What the exercise asks:
Update the items below by replacing every "x-tick-label" with "x-axis-tick" and leaving everything else unchanged. Omit the pictures from your answer.

*** Exercise input ***

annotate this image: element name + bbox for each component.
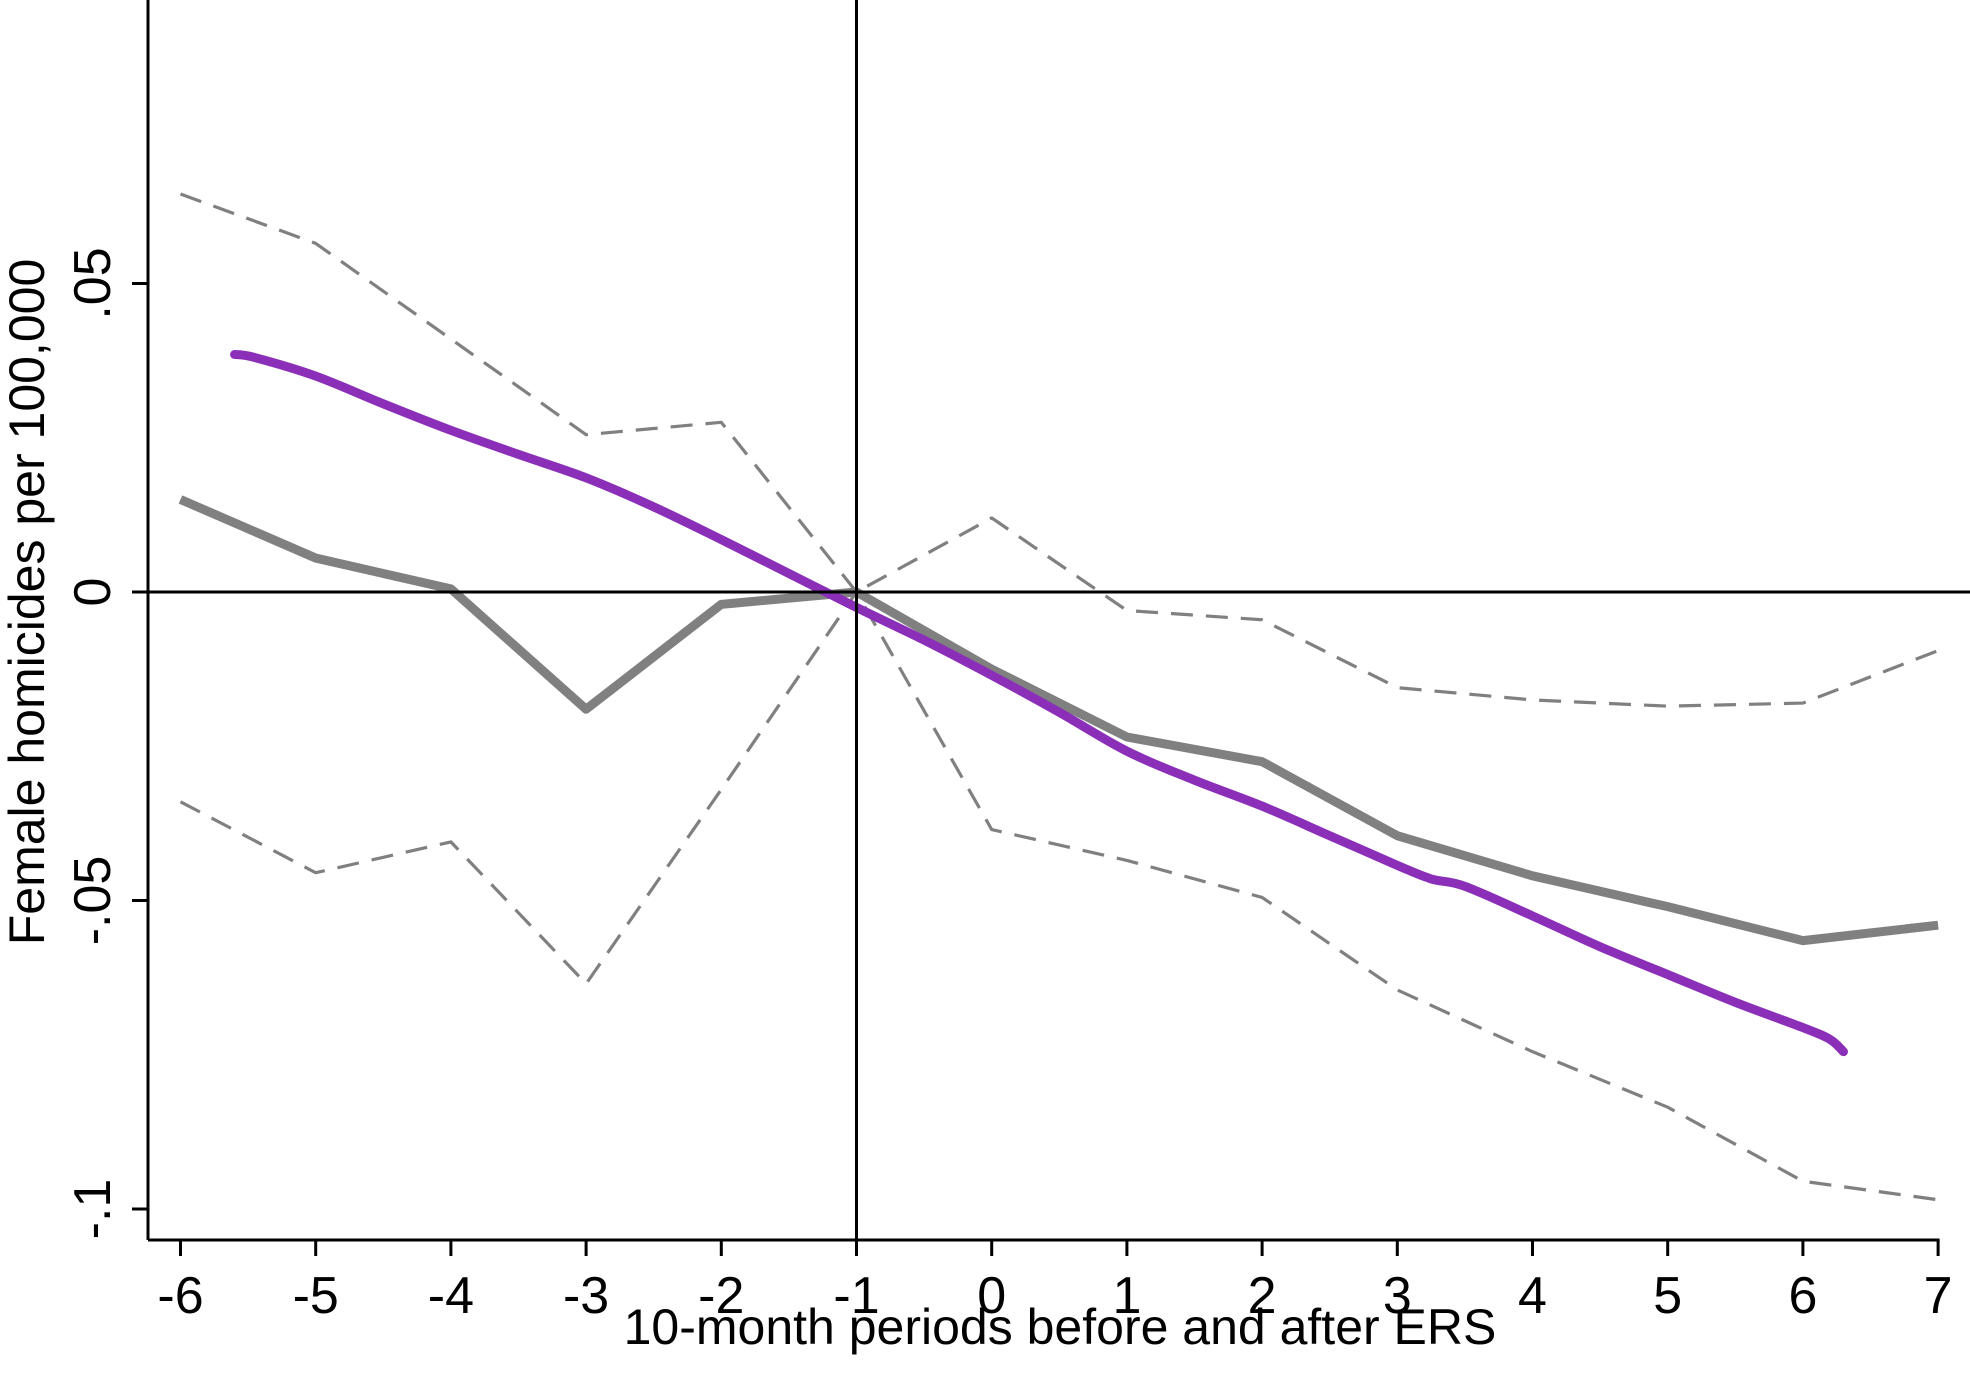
x-tick-label: 4 [1518,1267,1547,1325]
series-confidence-bound-1 [179,192,1939,708]
x-tick-label: -1 [833,1267,879,1325]
x-tick-label: 0 [977,1267,1006,1325]
x-axis-title: 10-month periods before and after ERS [624,1299,1497,1355]
y-tick-label: -.1 [64,1179,122,1240]
series-estimates-0 [178,495,1939,946]
x-tick-label: 5 [1653,1267,1682,1325]
series-confidence-bound-2 [179,590,1939,1202]
x-tick-label: 6 [1788,1267,1817,1325]
x-tick-label: 3 [1383,1267,1412,1325]
y-tick-label: 0 [64,578,122,607]
y-axis-ticks: .05 0 -.05 -.1 [64,247,148,1239]
x-tick-label: -4 [428,1267,474,1325]
x-axis-ticks: -6 -5 -4 -3 -2 -1 0 1 2 3 4 5 6 7 [157,1240,1953,1325]
y-axis-title: Female homicides per 100,000 [0,259,55,946]
x-tick-label: 1 [1112,1267,1141,1325]
y-tick-label: .05 [64,247,122,319]
y-tick-label: -.05 [64,856,122,946]
series-fitted-trend-3 [230,349,1848,1057]
axes [146,0,1970,1242]
x-tick-label: -2 [698,1267,744,1325]
x-tick-label: 2 [1248,1267,1277,1325]
x-tick-label: -6 [157,1267,203,1325]
x-tick-label: 7 [1924,1267,1953,1325]
x-tick-label: -3 [563,1267,609,1325]
x-tick-label: -5 [293,1267,339,1325]
plot-lines [178,192,1939,1202]
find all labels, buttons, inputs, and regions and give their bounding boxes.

***

Output for this exercise:
annotate this image: element name + bbox for each component.
x-axis-tick: 4 [1518,1267,1547,1325]
series-confidence-bound-1 [179,192,1939,708]
x-axis-tick: -1 [833,1267,879,1325]
x-axis-tick: 0 [977,1267,1006,1325]
x-axis-title: 10-month periods before and after ERS [624,1299,1497,1355]
y-tick-label: -.1 [64,1179,122,1240]
series-estimates-0 [178,495,1939,946]
x-axis-tick: 5 [1653,1267,1682,1325]
series-confidence-bound-2 [179,590,1939,1202]
x-axis-tick: 6 [1788,1267,1817,1325]
x-axis-tick: 3 [1383,1267,1412,1325]
y-tick-label: 0 [64,578,122,607]
y-axis-ticks: .05 0 -.05 -.1 [64,247,148,1239]
x-axis-tick: -4 [428,1267,474,1325]
x-axis-ticks: -6 -5 -4 -3 -2 -1 0 1 2 3 4 5 6 7 [157,1240,1953,1325]
y-axis-title: Female homicides per 100,000 [0,259,55,946]
x-axis-tick: 1 [1112,1267,1141,1325]
y-tick-label: .05 [64,247,122,319]
y-tick-label: -.05 [64,856,122,946]
series-fitted-trend-3 [230,349,1848,1057]
axes [146,0,1970,1242]
x-axis-tick: -2 [698,1267,744,1325]
x-axis-tick: 2 [1248,1267,1277,1325]
x-axis-tick: -6 [157,1267,203,1325]
x-axis-tick: 7 [1924,1267,1953,1325]
x-axis-tick: -3 [563,1267,609,1325]
x-axis-tick: -5 [293,1267,339,1325]
plot-lines [178,192,1939,1202]
find all labels, buttons, inputs, and regions and give their bounding boxes.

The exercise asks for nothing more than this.